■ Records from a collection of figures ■
○ ○ ○
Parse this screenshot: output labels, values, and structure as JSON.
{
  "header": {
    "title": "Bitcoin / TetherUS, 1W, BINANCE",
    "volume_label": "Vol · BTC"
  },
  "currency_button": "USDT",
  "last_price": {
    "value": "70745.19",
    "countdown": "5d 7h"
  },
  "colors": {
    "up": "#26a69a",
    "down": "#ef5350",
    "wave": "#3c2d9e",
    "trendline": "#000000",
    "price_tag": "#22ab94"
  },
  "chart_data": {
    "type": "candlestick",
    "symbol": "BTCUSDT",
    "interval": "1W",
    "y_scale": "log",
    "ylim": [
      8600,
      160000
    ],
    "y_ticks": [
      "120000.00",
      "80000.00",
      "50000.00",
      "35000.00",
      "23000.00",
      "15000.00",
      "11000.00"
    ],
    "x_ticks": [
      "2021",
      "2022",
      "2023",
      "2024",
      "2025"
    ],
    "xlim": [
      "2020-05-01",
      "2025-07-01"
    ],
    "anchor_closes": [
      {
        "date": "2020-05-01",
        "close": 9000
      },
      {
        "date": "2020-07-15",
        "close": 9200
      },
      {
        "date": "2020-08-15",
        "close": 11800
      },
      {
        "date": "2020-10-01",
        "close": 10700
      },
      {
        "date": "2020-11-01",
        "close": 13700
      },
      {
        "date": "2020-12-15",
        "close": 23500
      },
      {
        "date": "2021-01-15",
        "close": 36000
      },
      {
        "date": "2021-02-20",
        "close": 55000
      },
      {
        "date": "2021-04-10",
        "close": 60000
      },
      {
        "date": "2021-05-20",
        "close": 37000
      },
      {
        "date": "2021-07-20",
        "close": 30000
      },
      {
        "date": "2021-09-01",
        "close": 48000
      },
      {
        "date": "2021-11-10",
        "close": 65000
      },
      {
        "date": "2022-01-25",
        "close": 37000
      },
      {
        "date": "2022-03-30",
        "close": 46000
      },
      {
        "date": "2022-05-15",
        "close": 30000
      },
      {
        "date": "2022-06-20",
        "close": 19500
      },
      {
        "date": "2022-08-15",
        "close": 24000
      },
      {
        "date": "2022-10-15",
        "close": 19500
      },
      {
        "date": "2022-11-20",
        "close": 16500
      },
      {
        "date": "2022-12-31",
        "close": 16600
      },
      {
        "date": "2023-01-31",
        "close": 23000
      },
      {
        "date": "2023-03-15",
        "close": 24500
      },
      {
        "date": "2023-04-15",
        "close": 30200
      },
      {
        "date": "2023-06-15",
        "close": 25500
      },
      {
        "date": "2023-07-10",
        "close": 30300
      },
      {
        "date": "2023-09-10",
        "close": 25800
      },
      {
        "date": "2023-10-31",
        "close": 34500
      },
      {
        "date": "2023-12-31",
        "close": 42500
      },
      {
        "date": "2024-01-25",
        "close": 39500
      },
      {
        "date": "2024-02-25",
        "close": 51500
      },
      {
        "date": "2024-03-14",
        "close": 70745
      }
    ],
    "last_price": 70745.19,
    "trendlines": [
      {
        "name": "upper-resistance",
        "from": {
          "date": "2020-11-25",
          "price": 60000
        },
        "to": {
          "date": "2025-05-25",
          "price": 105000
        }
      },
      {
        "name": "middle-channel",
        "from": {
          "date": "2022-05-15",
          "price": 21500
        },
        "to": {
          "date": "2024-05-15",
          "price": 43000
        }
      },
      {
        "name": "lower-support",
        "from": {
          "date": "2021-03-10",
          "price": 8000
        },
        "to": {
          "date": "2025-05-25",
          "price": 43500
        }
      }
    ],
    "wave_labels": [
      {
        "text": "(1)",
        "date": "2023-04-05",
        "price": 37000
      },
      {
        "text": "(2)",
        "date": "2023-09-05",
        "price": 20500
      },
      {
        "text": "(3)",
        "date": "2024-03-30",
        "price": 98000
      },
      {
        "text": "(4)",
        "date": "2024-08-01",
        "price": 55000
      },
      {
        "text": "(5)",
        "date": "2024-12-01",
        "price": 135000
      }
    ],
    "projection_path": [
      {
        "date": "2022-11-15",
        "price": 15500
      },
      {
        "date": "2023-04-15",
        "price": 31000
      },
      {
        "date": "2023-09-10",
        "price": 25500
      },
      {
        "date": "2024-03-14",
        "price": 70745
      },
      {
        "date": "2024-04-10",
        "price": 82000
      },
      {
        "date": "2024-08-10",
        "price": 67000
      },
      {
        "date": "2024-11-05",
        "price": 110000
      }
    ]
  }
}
○ ○ ○
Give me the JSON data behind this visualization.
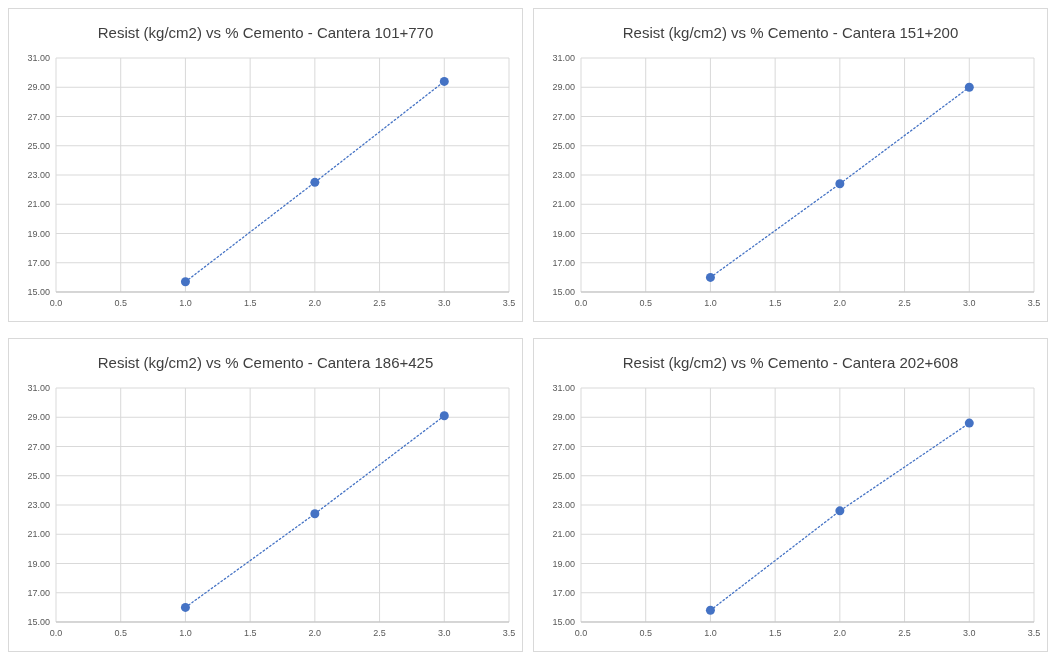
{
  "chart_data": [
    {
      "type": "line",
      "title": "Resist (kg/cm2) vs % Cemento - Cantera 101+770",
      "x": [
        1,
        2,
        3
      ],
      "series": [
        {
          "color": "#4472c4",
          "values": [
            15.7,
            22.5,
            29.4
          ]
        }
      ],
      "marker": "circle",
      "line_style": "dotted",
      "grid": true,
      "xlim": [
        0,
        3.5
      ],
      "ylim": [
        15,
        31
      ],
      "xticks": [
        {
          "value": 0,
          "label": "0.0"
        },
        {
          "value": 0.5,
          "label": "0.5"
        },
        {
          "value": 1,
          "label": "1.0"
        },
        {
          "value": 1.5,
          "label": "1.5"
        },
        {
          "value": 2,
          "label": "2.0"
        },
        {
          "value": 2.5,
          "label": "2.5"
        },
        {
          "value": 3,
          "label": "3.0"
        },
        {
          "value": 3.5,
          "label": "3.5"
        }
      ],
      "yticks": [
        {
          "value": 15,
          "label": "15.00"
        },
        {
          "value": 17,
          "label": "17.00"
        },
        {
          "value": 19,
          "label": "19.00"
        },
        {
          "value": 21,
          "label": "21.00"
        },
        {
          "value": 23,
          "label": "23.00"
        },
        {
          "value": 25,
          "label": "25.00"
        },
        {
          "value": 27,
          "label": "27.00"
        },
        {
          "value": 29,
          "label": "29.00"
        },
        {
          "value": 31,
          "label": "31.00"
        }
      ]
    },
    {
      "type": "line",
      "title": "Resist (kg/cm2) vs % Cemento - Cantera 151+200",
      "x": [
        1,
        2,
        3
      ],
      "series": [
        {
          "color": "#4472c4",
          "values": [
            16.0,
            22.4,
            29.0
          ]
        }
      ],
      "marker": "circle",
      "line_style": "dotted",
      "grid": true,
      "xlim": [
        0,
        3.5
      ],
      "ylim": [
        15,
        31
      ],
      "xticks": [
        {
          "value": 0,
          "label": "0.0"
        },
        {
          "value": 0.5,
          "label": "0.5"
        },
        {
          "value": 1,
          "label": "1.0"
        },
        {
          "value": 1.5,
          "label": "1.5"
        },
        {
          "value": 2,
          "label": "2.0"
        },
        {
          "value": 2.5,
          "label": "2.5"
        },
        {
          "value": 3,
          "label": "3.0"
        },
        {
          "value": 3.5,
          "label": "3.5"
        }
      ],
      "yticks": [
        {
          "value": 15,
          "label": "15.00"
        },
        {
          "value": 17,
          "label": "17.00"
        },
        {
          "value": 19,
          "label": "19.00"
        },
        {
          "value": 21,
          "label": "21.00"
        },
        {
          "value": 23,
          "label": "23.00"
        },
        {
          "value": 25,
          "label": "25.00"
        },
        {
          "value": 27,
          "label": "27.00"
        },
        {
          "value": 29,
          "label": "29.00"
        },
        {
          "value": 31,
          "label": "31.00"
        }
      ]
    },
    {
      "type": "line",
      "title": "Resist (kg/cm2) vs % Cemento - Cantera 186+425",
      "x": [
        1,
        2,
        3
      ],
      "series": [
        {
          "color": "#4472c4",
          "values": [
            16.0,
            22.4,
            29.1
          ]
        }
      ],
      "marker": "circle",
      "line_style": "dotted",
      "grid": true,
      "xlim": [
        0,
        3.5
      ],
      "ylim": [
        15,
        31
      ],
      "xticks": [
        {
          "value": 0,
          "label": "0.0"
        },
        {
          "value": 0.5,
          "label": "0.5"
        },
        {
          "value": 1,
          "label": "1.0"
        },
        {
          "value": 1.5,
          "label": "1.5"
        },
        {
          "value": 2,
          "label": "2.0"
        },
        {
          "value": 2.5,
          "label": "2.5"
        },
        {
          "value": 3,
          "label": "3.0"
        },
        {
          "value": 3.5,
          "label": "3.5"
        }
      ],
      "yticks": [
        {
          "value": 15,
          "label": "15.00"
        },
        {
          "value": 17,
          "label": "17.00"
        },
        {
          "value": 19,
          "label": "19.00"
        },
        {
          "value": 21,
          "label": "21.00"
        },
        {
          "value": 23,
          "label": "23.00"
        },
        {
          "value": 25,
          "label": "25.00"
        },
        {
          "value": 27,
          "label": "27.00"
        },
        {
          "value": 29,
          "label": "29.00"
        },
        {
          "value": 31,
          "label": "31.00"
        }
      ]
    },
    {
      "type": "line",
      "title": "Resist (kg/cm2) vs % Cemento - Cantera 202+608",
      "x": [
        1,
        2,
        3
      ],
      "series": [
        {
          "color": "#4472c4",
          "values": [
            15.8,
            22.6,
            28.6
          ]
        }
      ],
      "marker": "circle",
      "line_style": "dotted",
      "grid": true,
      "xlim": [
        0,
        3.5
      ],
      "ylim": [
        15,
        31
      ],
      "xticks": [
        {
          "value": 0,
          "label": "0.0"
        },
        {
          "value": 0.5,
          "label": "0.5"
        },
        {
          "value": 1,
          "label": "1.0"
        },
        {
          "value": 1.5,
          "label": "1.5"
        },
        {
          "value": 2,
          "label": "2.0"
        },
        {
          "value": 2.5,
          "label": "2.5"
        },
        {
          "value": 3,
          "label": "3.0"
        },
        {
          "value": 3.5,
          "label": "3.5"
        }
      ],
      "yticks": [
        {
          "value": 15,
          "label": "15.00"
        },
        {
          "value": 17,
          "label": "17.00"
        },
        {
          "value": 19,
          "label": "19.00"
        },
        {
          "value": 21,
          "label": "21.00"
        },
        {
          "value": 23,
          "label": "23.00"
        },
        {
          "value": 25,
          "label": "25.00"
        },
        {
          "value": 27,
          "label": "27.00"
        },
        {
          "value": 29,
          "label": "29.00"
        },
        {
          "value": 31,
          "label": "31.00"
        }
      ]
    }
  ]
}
○ ○ ○
■ Required task ■
Return all lines containing "name".

■ Expected answer ■
        "name": "upper-resistance",
        "name": "middle-channel",
        "name": "lower-support",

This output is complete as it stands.